[To be done] Find the lines containing the word "exist" and copy every one of them.

Stored data
* * * * * * * * *

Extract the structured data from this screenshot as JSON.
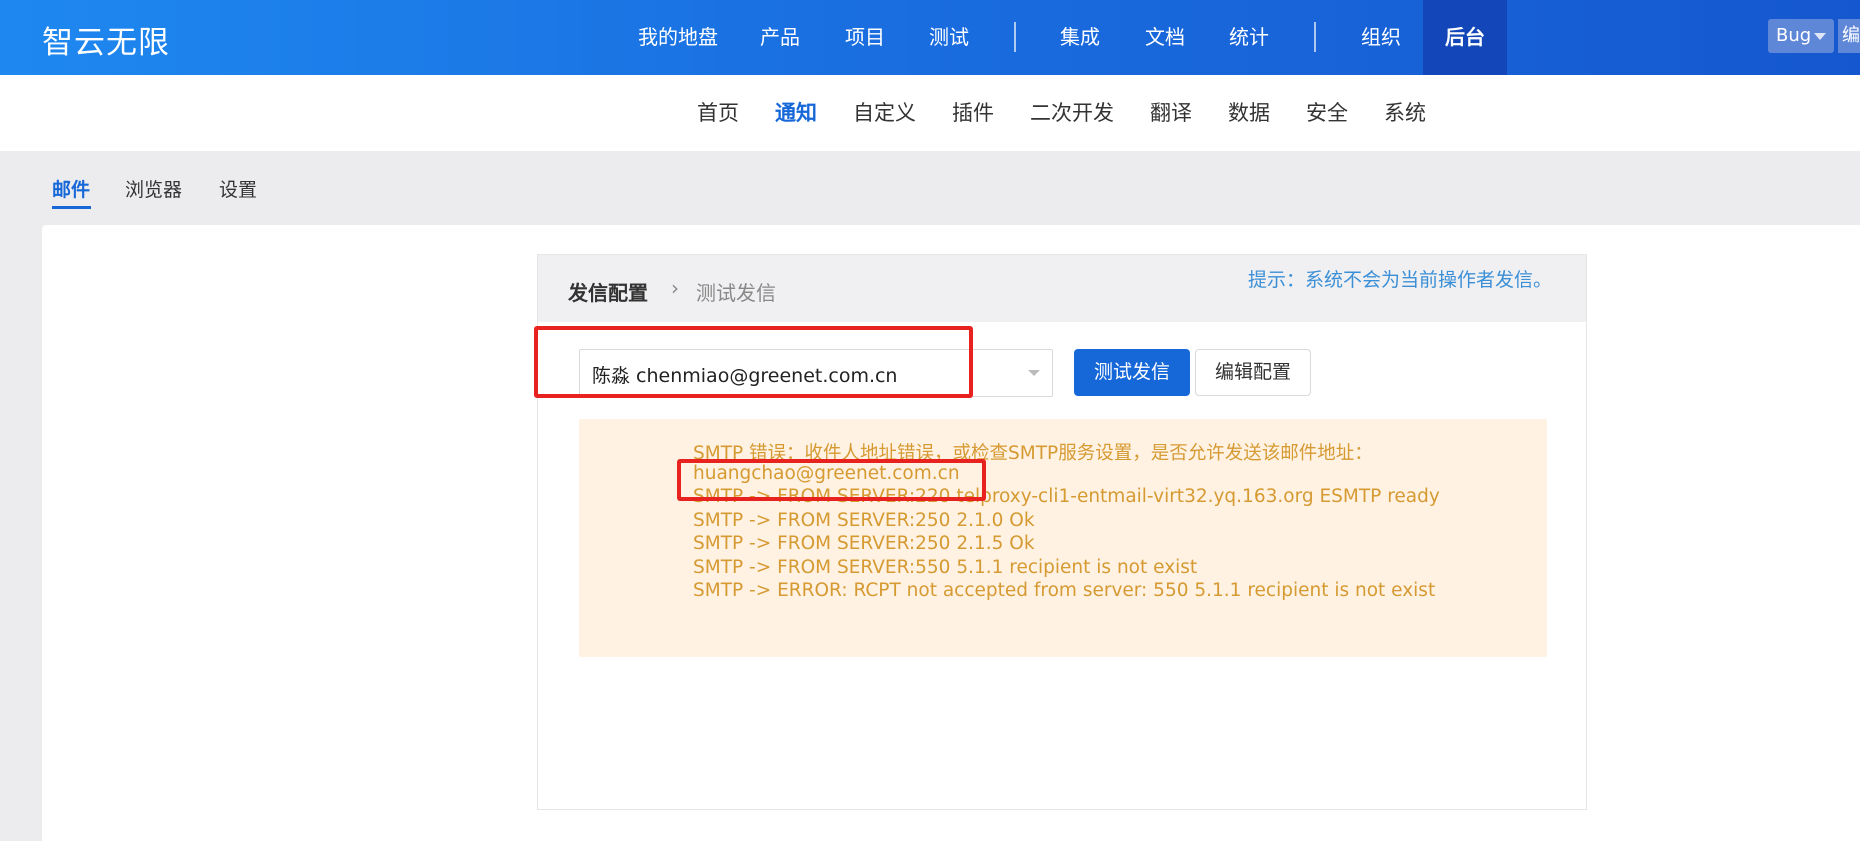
{
  "header": {
    "brand": "智云无限",
    "nav": [
      "我的地盘",
      "产品",
      "项目",
      "测试",
      "集成",
      "文档",
      "统计",
      "组织",
      "后台"
    ],
    "active": "后台",
    "bug_select": "Bug",
    "edit_cut": "编"
  },
  "subnav": {
    "items": [
      "首页",
      "通知",
      "自定义",
      "插件",
      "二次开发",
      "翻译",
      "数据",
      "安全",
      "系统"
    ],
    "active": "通知"
  },
  "tabs": {
    "items": [
      "邮件",
      "浏览器",
      "设置"
    ],
    "active": "邮件"
  },
  "card": {
    "breadcrumb_main": "发信配置",
    "breadcrumb_sep": "›",
    "breadcrumb_sub": "测试发信",
    "tip": "提示：系统不会为当前操作者发信。",
    "recipient_value": "陈淼 chenmiao@greenet.com.cn",
    "test_button": "测试发信",
    "edit_button": "编辑配置"
  },
  "error": {
    "lines": [
      "SMTP 错误：收件人地址错误，或检查SMTP服务设置，是否允许发送该邮件地址：",
      "huangchao@greenet.com.cn",
      "SMTP -> FROM SERVER:220 telproxy-cli1-entmail-virt32.yq.163.org ESMTP ready",
      "SMTP -> FROM SERVER:250 2.1.0 Ok",
      "SMTP -> FROM SERVER:250 2.1.5 Ok",
      "SMTP -> FROM SERVER:550 5.1.1 recipient is not exist",
      "SMTP -> ERROR: RCPT not accepted from server: 550 5.1.1 recipient is not exist"
    ]
  },
  "colors": {
    "primary": "#1667d8",
    "header": "#1a6fe0",
    "error_text": "#d69a32",
    "error_bg": "#fff2e3",
    "highlight": "#e8231f"
  }
}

* * * * * * * * *

[Solution for this exercise]
      "SMTP -> FROM SERVER:550 5.1.1 recipient is not exist",
      "SMTP -> ERROR: RCPT not accepted from server: 550 5.1.1 recipient is not exist"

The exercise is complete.